- _GIVEN TASK_
Renumber every line of the listing below as a single numbered list, leaving out any blank lines.

- _LISTED RECORDS_
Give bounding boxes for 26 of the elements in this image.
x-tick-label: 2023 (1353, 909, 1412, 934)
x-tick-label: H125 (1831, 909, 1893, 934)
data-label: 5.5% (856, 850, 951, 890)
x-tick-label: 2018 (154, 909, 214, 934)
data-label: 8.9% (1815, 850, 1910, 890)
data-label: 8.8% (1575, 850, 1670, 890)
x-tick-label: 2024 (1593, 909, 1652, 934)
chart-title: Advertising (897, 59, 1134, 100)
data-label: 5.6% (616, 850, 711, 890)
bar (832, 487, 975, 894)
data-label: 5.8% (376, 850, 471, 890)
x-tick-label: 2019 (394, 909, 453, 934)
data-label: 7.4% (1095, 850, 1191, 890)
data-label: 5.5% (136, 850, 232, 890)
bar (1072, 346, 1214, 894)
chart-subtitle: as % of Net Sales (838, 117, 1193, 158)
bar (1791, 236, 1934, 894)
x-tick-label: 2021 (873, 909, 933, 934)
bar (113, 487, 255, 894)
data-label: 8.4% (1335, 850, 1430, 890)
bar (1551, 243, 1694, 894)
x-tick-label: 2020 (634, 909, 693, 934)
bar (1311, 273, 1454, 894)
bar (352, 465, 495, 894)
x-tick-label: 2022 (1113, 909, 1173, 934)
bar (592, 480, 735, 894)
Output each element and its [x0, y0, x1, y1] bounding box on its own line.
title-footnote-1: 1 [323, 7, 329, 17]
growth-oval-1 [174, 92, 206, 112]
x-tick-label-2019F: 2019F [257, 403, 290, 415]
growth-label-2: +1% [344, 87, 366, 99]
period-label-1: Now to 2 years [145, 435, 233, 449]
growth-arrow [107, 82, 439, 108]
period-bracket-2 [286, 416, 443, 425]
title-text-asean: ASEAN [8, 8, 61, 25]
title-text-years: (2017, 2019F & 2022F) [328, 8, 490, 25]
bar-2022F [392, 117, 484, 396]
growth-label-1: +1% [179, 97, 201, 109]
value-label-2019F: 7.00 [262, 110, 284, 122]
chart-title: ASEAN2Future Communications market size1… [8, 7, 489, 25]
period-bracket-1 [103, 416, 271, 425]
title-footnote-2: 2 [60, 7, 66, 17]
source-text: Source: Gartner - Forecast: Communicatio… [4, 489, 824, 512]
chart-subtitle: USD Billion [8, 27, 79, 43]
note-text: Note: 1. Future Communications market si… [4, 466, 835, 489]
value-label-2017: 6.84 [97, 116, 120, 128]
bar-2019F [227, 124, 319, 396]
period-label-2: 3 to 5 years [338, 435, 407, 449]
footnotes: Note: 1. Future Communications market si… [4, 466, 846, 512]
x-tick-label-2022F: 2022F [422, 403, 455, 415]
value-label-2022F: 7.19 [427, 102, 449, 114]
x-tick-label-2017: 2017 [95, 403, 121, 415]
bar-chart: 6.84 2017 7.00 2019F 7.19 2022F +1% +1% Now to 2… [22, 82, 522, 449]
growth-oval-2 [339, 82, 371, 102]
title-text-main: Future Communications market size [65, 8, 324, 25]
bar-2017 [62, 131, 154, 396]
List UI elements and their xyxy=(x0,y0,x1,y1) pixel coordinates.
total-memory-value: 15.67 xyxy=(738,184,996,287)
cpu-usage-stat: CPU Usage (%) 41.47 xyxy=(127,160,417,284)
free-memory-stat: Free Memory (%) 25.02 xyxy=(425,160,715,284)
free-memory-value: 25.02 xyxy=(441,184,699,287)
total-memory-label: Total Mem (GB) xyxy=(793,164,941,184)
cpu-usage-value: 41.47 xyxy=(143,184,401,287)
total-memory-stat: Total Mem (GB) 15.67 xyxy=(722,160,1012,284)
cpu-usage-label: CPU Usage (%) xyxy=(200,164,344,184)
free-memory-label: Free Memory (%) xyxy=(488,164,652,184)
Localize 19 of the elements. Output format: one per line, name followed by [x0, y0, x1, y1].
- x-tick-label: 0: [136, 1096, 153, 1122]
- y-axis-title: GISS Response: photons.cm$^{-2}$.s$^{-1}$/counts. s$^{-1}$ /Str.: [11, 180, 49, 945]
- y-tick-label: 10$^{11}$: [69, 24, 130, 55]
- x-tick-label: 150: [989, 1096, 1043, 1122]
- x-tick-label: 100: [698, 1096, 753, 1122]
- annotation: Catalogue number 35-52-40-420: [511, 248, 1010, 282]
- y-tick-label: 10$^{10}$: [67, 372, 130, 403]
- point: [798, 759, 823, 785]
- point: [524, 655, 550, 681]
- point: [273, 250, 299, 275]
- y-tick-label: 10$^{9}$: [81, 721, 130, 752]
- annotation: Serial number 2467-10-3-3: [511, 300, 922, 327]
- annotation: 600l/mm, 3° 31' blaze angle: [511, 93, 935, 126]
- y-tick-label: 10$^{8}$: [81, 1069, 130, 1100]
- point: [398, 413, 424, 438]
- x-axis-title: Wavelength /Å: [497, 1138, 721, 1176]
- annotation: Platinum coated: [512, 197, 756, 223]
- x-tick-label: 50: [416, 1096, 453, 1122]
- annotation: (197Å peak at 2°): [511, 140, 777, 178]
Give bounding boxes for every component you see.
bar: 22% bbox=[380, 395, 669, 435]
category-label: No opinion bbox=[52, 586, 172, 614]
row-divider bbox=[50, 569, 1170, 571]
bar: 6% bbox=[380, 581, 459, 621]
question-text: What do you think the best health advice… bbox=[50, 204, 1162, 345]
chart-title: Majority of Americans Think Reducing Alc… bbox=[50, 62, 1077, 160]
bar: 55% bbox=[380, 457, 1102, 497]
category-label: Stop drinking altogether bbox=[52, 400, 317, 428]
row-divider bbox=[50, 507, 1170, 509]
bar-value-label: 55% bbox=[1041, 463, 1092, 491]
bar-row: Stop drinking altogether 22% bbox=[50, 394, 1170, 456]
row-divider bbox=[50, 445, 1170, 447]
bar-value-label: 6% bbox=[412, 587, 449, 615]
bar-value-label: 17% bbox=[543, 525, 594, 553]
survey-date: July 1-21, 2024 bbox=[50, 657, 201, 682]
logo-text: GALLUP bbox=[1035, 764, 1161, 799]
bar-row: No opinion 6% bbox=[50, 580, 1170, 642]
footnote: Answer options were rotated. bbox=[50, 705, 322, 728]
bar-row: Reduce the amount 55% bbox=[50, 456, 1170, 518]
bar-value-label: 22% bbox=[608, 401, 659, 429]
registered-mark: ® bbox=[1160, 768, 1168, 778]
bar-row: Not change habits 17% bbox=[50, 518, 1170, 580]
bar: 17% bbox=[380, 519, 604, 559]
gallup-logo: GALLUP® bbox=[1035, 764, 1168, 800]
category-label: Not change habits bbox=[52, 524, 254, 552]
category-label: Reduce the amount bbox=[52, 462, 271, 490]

- _RESPONSE FOR THIS EXERCISE_
1. Give bounding boxes for 26 of the elements in this image.
2. x-tick-label: 2023 (1353, 909, 1412, 934)
3. x-tick-label: H125 (1831, 909, 1893, 934)
4. data-label: 5.5% (856, 850, 951, 890)
5. x-tick-label: 2018 (154, 909, 214, 934)
6. data-label: 8.9% (1815, 850, 1910, 890)
7. data-label: 8.8% (1575, 850, 1670, 890)
8. x-tick-label: 2024 (1593, 909, 1652, 934)
9. chart-title: Advertising (897, 59, 1134, 100)
10. data-label: 5.6% (616, 850, 711, 890)
11. bar (832, 487, 975, 894)
12. data-label: 5.8% (376, 850, 471, 890)
13. x-tick-label: 2019 (394, 909, 453, 934)
14. data-label: 7.4% (1095, 850, 1191, 890)
15. data-label: 5.5% (136, 850, 232, 890)
16. bar (1072, 346, 1214, 894)
17. chart-subtitle: as % of Net Sales (838, 117, 1193, 158)
18. bar (1791, 236, 1934, 894)
19. x-tick-label: 2021 (873, 909, 933, 934)
20. bar (113, 487, 255, 894)
21. data-label: 8.4% (1335, 850, 1430, 890)
22. bar (1551, 243, 1694, 894)
23. x-tick-label: 2020 (634, 909, 693, 934)
24. bar (1311, 273, 1454, 894)
25. bar (352, 465, 495, 894)
26. x-tick-label: 2022 (1113, 909, 1173, 934)
27. bar (592, 480, 735, 894)
28. Output each element and its [x0, y0, x1, y1] bounding box on its own line.
29. title-footnote-1: 1 [323, 7, 329, 17]
30. growth-oval-1 [174, 92, 206, 112]
31. x-tick-label-2019F: 2019F [257, 403, 290, 415]
32. growth-label-2: +1% [344, 87, 366, 99]
33. period-label-1: Now to 2 years [145, 435, 233, 449]
34. growth-arrow [107, 82, 439, 108]
35. period-bracket-2 [286, 416, 443, 425]
36. title-text-asean: ASEAN [8, 8, 61, 25]
37. title-text-years: (2017, 2019F & 2022F) [328, 8, 490, 25]
38. bar-2022F [392, 117, 484, 396]
39. growth-label-1: +1% [179, 97, 201, 109]
40. value-label-2019F: 7.00 [262, 110, 284, 122]
41. chart-title: ASEAN2Future Communications market size1… [8, 7, 489, 25]
42. period-bracket-1 [103, 416, 271, 425]
43. title-footnote-2: 2 [60, 7, 66, 17]
44. source-text: Source: Gartner - Forecast: Communicatio… [4, 489, 824, 512]
45. chart-subtitle: USD Billion [8, 27, 79, 43]
46. note-text: Note: 1. Future Communications market si… [4, 466, 835, 489]
47. value-label-2017: 6.84 [97, 116, 120, 128]
48. bar-2019F [227, 124, 319, 396]
49. period-label-2: 3 to 5 years [338, 435, 407, 449]
50. footnotes: Note: 1. Future Communications market si… [4, 466, 846, 512]
51. x-tick-label-2022F: 2022F [422, 403, 455, 415]
52. value-label-2022F: 7.19 [427, 102, 449, 114]
53. x-tick-label-2017: 2017 [95, 403, 121, 415]
54. bar-chart: 6.84 2017 7.00 2019F 7.19 2022F +1% +1% Now to 2… [22, 82, 522, 449]
55. growth-oval-2 [339, 82, 371, 102]
56. title-text-main: Future Communications market size [65, 8, 324, 25]
57. bar-2017 [62, 131, 154, 396]
58. List UI elements and their xyxy=(x0,y0,x1,y1) pixel coordinates.
59. total-memory-value: 15.67 xyxy=(738,184,996,287)
60. cpu-usage-stat: CPU Usage (%) 41.47 xyxy=(127,160,417,284)
61. free-memory-stat: Free Memory (%) 25.02 xyxy=(425,160,715,284)
62. free-memory-value: 25.02 xyxy=(441,184,699,287)
63. total-memory-label: Total Mem (GB) xyxy=(793,164,941,184)
64. cpu-usage-value: 41.47 xyxy=(143,184,401,287)
65. total-memory-stat: Total Mem (GB) 15.67 xyxy=(722,160,1012,284)
66. cpu-usage-label: CPU Usage (%) xyxy=(200,164,344,184)
67. free-memory-label: Free Memory (%) xyxy=(488,164,652,184)
68. Localize 19 of the elements. Output format: one per line, name followed by [x0, y0, x1, y1].
69. - x-tick-label: 0: [136, 1096, 153, 1122]
70. - y-axis-title: GISS Response: photons.cm$^{-2}$.s$^{-1}$/counts. s$^{-1}$ /Str.: [11, 180, 49, 945]
71. - y-tick-label: 10$^{11}$: [69, 24, 130, 55]
72. - x-tick-label: 150: [989, 1096, 1043, 1122]
73. - x-tick-label: 100: [698, 1096, 753, 1122]
74. - annotation: Catalogue number 35-52-40-420: [511, 248, 1010, 282]
75. - y-tick-label: 10$^{10}$: [67, 372, 130, 403]
76. - point: [798, 759, 823, 785]
77. - point: [524, 655, 550, 681]
78. - point: [273, 250, 299, 275]
79. - y-tick-label: 10$^{9}$: [81, 721, 130, 752]
80. - annotation: Serial number 2467-10-3-3: [511, 300, 922, 327]
81. - annotation: 600l/mm, 3° 31' blaze angle: [511, 93, 935, 126]
82. - y-tick-label: 10$^{8}$: [81, 1069, 130, 1100]
83. - point: [398, 413, 424, 438]
84. - x-axis-title: Wavelength /Å: [497, 1138, 721, 1176]
85. - annotation: Platinum coated: [512, 197, 756, 223]
86. - x-tick-label: 50: [416, 1096, 453, 1122]
87. - annotation: (197Å peak at 2°): [511, 140, 777, 178]
88. Give bounding boxes for every component you see.
89. bar: 22% bbox=[380, 395, 669, 435]
90. category-label: No opinion bbox=[52, 586, 172, 614]
91. row-divider bbox=[50, 569, 1170, 571]
92. bar: 6% bbox=[380, 581, 459, 621]
93. question-text: What do you think the best health advice… bbox=[50, 204, 1162, 345]
94. chart-title: Majority of Americans Think Reducing Alc… bbox=[50, 62, 1077, 160]
95. bar: 55% bbox=[380, 457, 1102, 497]
96. category-label: Stop drinking altogether bbox=[52, 400, 317, 428]
97. row-divider bbox=[50, 507, 1170, 509]
98. bar-value-label: 55% bbox=[1041, 463, 1092, 491]
99. bar-row: Stop drinking altogether 22% bbox=[50, 394, 1170, 456]
100. row-divider bbox=[50, 445, 1170, 447]
101. bar-value-label: 6% bbox=[412, 587, 449, 615]
102. bar-value-label: 17% bbox=[543, 525, 594, 553]
103. survey-date: July 1-21, 2024 bbox=[50, 657, 201, 682]
104. logo-text: GALLUP bbox=[1035, 764, 1161, 799]
105. bar-row: No opinion 6% bbox=[50, 580, 1170, 642]
106. footnote: Answer options were rotated. bbox=[50, 705, 322, 728]
107. bar-row: Reduce the amount 55% bbox=[50, 456, 1170, 518]
108. bar-value-label: 22% bbox=[608, 401, 659, 429]
109. registered-mark: ® bbox=[1160, 768, 1168, 778]
110. bar-row: Not change habits 17% bbox=[50, 518, 1170, 580]
111. bar: 17% bbox=[380, 519, 604, 559]
112. gallup-logo: GALLUP® bbox=[1035, 764, 1168, 800]
113. category-label: Not change habits bbox=[52, 524, 254, 552]
114. category-label: Reduce the amount bbox=[52, 462, 271, 490]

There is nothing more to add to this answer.